>> start Data for the task
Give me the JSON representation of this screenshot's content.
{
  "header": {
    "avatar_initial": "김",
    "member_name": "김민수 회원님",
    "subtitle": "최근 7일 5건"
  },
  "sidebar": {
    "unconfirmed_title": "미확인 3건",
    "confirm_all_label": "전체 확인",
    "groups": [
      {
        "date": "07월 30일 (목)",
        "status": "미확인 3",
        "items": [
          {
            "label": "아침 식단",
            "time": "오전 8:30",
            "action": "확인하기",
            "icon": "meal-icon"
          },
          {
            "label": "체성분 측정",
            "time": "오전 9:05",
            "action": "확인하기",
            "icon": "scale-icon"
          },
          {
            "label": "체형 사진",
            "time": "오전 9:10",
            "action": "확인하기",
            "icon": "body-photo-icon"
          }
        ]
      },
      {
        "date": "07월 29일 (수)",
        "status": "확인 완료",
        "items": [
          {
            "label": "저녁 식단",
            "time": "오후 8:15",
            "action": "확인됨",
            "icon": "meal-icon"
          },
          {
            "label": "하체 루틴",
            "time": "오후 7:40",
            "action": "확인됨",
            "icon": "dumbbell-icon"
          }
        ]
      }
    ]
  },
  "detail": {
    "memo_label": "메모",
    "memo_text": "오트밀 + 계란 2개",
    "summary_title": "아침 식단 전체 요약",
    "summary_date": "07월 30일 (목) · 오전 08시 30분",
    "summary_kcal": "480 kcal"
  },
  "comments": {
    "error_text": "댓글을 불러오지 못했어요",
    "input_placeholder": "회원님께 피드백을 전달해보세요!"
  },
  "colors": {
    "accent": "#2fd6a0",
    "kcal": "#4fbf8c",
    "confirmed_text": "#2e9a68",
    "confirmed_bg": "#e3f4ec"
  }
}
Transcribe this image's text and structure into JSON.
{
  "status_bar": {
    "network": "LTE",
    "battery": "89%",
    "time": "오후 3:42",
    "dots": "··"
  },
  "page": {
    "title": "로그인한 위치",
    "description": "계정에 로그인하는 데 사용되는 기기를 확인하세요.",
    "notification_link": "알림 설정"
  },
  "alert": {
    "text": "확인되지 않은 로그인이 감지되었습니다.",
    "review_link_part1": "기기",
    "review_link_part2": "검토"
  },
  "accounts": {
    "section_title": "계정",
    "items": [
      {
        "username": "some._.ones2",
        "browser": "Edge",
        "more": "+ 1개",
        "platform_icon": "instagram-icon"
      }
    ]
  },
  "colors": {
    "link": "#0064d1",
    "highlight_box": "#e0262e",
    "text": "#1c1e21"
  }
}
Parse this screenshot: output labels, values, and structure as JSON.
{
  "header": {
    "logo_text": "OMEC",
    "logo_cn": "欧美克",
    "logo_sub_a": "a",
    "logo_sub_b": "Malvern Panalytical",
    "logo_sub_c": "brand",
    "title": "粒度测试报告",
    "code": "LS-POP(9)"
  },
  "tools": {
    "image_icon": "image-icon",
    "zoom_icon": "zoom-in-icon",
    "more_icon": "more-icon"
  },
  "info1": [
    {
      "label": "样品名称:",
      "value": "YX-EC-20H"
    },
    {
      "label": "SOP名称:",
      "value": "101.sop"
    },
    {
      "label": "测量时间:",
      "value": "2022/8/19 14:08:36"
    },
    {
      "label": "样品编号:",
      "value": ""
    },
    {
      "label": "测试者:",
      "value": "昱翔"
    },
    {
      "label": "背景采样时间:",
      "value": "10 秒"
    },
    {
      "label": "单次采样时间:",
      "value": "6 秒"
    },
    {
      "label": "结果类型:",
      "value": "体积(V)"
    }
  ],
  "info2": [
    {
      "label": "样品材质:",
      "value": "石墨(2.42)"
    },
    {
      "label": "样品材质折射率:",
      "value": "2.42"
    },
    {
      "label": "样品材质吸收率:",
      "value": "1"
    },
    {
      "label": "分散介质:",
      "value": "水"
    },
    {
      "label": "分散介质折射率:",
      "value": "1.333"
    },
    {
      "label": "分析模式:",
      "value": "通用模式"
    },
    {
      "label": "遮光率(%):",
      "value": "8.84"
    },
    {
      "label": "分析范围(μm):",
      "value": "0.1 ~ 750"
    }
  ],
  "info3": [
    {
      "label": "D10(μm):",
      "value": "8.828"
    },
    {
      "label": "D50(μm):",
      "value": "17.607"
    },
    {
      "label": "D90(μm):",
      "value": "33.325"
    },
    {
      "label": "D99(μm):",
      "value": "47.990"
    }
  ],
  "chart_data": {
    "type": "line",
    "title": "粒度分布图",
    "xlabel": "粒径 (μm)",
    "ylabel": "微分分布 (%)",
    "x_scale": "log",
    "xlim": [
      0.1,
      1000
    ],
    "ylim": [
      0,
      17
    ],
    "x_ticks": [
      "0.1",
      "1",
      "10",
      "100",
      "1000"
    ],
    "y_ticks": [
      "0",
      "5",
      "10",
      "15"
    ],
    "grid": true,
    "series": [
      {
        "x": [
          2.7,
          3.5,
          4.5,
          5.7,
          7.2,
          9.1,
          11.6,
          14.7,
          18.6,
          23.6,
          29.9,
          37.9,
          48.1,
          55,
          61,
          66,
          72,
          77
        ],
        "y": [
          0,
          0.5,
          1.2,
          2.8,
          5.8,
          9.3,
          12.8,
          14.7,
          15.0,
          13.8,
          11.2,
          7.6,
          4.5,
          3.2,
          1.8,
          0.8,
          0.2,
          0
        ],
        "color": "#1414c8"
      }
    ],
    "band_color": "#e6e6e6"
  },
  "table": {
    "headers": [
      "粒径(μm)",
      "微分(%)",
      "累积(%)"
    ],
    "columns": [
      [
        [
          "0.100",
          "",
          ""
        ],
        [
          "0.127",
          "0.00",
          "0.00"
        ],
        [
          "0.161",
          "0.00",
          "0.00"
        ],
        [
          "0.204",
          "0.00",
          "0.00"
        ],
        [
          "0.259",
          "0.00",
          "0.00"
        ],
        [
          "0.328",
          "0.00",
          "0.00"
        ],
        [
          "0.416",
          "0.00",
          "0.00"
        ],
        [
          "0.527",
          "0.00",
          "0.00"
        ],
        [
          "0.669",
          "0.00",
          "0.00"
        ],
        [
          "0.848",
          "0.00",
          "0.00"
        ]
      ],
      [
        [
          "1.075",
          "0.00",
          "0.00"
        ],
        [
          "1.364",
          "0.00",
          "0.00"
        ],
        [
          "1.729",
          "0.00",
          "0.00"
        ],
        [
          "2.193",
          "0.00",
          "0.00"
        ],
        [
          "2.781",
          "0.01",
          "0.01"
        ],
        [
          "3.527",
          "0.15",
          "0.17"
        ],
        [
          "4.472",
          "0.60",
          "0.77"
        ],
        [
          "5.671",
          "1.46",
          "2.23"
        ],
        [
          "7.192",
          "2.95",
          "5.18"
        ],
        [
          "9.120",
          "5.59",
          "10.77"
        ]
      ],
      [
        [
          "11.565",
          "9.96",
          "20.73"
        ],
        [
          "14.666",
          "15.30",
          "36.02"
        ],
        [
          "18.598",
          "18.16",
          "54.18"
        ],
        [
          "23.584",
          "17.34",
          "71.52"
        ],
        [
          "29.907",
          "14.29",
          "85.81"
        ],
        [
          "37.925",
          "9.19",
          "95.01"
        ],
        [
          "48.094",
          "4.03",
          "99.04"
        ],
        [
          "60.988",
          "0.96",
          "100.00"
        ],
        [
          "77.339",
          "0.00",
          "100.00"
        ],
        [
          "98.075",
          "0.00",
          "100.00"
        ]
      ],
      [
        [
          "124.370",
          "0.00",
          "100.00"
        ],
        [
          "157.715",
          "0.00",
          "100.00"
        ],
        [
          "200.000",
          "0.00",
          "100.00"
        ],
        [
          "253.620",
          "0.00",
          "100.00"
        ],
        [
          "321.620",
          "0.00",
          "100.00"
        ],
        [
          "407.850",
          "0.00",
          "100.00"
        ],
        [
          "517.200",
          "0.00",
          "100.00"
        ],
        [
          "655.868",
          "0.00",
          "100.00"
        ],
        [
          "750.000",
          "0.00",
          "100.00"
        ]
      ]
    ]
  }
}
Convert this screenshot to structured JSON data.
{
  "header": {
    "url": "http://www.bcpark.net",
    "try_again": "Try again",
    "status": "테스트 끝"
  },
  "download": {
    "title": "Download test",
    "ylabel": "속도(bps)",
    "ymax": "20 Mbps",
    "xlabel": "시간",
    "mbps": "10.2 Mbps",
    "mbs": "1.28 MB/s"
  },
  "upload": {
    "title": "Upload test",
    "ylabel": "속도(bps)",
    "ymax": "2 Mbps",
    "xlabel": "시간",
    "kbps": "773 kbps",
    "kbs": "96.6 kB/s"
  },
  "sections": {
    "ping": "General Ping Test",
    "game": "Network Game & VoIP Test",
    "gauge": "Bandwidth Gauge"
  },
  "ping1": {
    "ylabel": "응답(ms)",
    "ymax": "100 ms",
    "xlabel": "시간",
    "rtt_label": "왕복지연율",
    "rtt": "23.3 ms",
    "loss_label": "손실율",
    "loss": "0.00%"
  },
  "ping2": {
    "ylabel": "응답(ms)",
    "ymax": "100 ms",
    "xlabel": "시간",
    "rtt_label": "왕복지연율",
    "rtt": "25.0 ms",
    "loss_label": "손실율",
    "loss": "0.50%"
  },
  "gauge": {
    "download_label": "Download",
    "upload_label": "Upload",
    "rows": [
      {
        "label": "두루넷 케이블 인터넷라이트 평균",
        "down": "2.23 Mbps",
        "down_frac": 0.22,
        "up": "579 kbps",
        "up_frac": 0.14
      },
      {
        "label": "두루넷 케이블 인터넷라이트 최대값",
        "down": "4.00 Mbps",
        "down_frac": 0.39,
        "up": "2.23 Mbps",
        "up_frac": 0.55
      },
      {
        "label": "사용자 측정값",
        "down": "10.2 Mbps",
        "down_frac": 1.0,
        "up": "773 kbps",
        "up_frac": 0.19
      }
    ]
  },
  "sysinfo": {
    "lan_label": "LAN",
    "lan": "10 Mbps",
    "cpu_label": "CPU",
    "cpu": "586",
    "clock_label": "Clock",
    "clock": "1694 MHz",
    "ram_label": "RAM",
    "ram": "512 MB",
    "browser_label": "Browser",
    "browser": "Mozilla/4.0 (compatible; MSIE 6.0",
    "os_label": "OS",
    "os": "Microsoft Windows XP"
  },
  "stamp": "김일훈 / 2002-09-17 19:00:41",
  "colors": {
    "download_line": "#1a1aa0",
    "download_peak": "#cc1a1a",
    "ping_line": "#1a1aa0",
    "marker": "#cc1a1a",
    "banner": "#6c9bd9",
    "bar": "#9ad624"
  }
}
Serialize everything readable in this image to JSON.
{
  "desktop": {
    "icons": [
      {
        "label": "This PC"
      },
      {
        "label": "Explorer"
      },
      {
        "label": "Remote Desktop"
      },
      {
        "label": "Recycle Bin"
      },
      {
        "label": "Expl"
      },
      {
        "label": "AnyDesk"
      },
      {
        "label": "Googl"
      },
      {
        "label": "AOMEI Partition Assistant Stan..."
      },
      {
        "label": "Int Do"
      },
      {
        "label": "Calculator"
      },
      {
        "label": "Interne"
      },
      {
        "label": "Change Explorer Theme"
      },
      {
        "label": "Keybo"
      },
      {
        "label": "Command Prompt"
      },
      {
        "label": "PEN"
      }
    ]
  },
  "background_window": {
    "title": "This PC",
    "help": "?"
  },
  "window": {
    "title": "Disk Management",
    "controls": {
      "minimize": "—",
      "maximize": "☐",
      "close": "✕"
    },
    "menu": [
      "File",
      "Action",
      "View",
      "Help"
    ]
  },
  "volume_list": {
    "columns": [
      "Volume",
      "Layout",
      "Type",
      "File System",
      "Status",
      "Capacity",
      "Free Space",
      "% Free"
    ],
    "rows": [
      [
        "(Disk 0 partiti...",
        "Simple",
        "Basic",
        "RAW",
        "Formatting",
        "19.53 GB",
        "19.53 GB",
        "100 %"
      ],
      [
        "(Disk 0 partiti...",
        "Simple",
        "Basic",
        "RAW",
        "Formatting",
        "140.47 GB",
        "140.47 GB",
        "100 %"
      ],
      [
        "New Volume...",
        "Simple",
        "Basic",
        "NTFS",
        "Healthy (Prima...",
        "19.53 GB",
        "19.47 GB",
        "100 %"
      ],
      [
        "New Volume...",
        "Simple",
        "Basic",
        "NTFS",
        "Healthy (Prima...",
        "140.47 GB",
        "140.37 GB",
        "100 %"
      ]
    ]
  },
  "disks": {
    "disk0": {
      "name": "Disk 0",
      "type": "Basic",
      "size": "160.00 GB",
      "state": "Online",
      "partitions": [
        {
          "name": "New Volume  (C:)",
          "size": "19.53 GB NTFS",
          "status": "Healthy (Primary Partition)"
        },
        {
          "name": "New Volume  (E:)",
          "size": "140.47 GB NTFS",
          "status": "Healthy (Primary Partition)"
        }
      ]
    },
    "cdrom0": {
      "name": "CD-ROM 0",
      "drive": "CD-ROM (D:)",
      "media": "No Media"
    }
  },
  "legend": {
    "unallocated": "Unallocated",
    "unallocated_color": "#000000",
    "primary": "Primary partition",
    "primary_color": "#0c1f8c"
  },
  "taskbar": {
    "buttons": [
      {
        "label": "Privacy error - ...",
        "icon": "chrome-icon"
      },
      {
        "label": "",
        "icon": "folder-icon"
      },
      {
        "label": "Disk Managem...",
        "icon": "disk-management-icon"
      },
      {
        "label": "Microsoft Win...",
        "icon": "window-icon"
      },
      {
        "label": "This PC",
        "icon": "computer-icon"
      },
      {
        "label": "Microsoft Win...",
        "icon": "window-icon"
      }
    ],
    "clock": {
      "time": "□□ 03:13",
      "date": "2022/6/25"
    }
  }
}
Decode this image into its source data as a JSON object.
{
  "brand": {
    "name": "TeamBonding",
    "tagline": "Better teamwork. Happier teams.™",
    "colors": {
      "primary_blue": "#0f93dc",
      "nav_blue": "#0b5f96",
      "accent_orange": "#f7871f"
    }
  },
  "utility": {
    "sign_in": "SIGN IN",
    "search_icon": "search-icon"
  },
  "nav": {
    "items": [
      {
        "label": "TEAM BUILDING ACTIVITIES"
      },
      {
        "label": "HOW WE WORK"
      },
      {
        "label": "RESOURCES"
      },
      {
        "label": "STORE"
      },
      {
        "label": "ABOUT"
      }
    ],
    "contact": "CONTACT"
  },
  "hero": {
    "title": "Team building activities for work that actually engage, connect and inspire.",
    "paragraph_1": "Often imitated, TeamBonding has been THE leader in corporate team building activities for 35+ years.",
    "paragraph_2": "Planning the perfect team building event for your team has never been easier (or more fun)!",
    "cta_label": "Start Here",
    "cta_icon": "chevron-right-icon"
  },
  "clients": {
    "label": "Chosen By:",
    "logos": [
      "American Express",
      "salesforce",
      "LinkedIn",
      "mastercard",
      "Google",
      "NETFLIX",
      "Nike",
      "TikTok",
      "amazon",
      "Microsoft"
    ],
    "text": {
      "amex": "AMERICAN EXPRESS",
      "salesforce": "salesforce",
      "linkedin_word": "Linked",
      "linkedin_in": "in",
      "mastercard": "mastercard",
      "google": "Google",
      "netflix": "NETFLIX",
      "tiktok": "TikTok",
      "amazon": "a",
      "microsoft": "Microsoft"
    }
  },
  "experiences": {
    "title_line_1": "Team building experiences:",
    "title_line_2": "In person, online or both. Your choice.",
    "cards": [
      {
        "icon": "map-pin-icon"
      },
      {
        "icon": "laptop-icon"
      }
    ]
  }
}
>> end Data for the task
▶ [Given request]
Review the material and copy each line in which the word "Explorer" appears.

▶ [Complete response]
        "label": "Explorer"
        "label": "Change Explorer Theme"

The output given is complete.